__The task__.
From the listing below, select every line where the word "Krummenhakstr" appears.
+ + + + +
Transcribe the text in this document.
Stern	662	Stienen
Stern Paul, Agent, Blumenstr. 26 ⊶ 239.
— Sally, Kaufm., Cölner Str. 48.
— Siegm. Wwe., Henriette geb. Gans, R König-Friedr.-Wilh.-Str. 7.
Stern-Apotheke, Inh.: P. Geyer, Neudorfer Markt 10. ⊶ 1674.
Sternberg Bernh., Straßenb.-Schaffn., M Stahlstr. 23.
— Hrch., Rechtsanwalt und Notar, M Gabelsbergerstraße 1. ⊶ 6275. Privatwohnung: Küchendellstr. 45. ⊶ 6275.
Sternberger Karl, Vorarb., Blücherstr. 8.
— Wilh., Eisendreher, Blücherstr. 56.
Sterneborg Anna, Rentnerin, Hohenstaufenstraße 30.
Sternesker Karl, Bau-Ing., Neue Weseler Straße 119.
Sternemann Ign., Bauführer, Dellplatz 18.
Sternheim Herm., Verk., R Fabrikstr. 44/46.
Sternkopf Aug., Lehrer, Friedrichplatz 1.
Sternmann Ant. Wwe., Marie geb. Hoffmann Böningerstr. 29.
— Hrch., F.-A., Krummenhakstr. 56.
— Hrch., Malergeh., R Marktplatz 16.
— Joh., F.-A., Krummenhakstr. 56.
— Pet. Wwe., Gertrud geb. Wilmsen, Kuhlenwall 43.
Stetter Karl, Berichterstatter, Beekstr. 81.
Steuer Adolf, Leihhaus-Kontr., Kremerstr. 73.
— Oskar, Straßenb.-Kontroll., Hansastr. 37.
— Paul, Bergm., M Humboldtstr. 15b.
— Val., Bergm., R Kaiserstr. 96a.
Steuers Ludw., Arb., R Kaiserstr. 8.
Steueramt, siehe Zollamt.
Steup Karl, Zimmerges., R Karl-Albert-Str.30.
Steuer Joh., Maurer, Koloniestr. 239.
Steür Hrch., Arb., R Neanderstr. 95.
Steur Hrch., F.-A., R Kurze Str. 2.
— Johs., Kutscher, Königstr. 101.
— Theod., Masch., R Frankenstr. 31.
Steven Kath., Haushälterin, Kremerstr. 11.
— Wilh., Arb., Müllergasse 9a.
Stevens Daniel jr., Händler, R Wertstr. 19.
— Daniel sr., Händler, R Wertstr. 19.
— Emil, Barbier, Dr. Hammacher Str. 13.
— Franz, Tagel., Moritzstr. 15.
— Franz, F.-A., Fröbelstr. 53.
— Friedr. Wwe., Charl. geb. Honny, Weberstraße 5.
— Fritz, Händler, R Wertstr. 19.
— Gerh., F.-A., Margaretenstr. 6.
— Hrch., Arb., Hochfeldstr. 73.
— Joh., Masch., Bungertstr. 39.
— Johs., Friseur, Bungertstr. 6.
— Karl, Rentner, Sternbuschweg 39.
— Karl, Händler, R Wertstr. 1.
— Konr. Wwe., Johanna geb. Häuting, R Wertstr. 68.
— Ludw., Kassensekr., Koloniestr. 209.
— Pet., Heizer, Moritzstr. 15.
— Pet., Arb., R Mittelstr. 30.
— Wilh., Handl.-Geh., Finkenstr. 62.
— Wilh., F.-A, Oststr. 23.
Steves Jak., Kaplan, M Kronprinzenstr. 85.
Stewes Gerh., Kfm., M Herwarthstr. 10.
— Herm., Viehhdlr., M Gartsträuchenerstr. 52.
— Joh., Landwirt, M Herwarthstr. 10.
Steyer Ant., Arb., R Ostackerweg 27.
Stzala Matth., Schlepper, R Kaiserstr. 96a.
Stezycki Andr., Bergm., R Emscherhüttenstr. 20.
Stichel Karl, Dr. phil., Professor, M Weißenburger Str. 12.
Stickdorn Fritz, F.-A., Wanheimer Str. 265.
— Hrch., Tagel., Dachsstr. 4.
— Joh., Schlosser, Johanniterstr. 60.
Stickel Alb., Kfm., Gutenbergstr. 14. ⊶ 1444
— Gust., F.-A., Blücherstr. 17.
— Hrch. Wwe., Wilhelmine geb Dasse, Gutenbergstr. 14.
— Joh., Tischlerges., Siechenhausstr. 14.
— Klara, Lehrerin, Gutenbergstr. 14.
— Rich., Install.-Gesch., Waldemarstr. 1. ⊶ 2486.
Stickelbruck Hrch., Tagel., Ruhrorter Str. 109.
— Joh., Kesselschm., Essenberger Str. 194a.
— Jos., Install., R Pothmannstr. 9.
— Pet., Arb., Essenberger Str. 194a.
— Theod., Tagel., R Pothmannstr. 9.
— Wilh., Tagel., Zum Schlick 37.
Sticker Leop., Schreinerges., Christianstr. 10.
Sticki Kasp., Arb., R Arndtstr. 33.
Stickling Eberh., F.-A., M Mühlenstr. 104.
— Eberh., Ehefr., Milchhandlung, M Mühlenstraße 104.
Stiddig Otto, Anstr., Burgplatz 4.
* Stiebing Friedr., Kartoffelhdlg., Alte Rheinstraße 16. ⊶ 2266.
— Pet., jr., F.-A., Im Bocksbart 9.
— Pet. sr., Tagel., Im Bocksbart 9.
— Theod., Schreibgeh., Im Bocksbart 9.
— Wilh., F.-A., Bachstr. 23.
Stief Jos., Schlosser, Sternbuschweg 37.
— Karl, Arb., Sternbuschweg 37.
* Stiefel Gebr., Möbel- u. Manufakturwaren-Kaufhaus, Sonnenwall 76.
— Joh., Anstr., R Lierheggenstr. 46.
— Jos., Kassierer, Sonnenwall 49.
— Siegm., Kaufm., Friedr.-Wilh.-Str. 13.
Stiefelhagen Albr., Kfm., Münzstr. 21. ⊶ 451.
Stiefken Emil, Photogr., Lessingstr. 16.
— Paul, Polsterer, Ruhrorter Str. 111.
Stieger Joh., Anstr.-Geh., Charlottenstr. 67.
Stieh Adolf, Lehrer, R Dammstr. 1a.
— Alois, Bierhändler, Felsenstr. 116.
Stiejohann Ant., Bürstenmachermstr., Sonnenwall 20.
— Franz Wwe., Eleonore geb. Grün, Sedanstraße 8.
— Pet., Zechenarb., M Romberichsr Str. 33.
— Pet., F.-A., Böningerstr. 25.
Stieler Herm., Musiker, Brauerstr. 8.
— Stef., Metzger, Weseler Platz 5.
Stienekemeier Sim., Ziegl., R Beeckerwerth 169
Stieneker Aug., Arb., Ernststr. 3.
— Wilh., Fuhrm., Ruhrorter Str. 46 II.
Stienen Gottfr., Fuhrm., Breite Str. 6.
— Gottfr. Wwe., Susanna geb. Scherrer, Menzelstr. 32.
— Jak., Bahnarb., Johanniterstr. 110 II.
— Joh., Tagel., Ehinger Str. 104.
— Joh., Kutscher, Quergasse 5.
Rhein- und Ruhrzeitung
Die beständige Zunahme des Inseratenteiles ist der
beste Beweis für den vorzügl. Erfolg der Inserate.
+ + + + +
__Exercise response__.
— Hrch., F.-A., Krummenhakstr. 56.
— Joh., F.-A., Krummenhakstr. 56.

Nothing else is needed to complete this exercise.